## Do this
Return the listing below in full, with every line exactly as it is.
┌─ Data supplied
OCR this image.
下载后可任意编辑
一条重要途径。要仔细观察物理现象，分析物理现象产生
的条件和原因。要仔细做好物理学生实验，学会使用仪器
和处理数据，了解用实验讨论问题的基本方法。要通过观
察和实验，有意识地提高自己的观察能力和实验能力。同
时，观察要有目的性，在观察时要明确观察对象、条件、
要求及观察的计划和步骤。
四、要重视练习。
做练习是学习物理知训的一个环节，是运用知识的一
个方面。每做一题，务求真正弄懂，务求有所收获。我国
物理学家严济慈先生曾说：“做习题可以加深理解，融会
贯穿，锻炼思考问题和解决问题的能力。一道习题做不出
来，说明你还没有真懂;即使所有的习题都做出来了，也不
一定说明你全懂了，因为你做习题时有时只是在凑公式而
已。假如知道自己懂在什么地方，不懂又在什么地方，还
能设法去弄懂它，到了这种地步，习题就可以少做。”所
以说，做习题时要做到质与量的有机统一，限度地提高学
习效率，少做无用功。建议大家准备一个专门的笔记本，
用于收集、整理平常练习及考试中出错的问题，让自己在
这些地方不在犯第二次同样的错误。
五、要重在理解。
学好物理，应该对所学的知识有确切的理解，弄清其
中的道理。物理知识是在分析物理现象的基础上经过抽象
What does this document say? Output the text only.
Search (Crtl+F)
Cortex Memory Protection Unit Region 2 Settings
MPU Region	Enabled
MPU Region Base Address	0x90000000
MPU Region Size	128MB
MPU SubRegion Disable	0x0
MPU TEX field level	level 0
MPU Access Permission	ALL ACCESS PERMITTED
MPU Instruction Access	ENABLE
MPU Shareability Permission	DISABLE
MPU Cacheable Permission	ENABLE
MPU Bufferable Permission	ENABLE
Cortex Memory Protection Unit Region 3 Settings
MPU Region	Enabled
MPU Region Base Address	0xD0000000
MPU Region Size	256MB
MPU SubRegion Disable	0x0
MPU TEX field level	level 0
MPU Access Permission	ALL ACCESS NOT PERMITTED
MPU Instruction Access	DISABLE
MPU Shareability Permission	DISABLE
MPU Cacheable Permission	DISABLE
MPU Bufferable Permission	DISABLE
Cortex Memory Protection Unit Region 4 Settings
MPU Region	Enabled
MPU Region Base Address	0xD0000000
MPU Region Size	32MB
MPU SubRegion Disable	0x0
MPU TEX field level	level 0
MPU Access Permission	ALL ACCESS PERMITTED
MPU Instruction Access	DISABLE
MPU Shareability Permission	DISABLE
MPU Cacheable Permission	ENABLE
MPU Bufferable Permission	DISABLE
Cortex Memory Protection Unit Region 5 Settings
└─
## Answer to the task
OCR this image.
下载后可任意编辑
一条重要途径。要仔细观察物理现象，分析物理现象产生
的条件和原因。要仔细做好物理学生实验，学会使用仪器
和处理数据，了解用实验讨论问题的基本方法。要通过观
察和实验，有意识地提高自己的观察能力和实验能力。同
时，观察要有目的性，在观察时要明确观察对象、条件、
要求及观察的计划和步骤。
四、要重视练习。
做练习是学习物理知训的一个环节，是运用知识的一
个方面。每做一题，务求真正弄懂，务求有所收获。我国
物理学家严济慈先生曾说：“做习题可以加深理解，融会
贯穿，锻炼思考问题和解决问题的能力。一道习题做不出
来，说明你还没有真懂;即使所有的习题都做出来了，也不
一定说明你全懂了，因为你做习题时有时只是在凑公式而
已。假如知道自己懂在什么地方，不懂又在什么地方，还
能设法去弄懂它，到了这种地步，习题就可以少做。”所
以说，做习题时要做到质与量的有机统一，限度地提高学
习效率，少做无用功。建议大家准备一个专门的笔记本，
用于收集、整理平常练习及考试中出错的问题，让自己在
这些地方不在犯第二次同样的错误。
五、要重在理解。
学好物理，应该对所学的知识有确切的理解，弄清其
中的道理。物理知识是在分析物理现象的基础上经过抽象
What does this document say? Output the text only.
Search (Crtl+F)
Cortex Memory Protection Unit Region 2 Settings
MPU Region	Enabled
MPU Region Base Address	0x90000000
MPU Region Size	128MB
MPU SubRegion Disable	0x0
MPU TEX field level	level 0
MPU Access Permission	ALL ACCESS PERMITTED
MPU Instruction Access	ENABLE
MPU Shareability Permission	DISABLE
MPU Cacheable Permission	ENABLE
MPU Bufferable Permission	ENABLE
Cortex Memory Protection Unit Region 3 Settings
MPU Region	Enabled
MPU Region Base Address	0xD0000000
MPU Region Size	256MB
MPU SubRegion Disable	0x0
MPU TEX field level	level 0
MPU Access Permission	ALL ACCESS NOT PERMITTED
MPU Instruction Access	DISABLE
MPU Shareability Permission	DISABLE
MPU Cacheable Permission	DISABLE
MPU Bufferable Permission	DISABLE
Cortex Memory Protection Unit Region 4 Settings
MPU Region	Enabled
MPU Region Base Address	0xD0000000
MPU Region Size	32MB
MPU SubRegion Disable	0x0
MPU TEX field level	level 0
MPU Access Permission	ALL ACCESS PERMITTED
MPU Instruction Access	DISABLE
MPU Shareability Permission	DISABLE
MPU Cacheable Permission	ENABLE
MPU Bufferable Permission	DISABLE
Cortex Memory Protection Unit Region 5 Settings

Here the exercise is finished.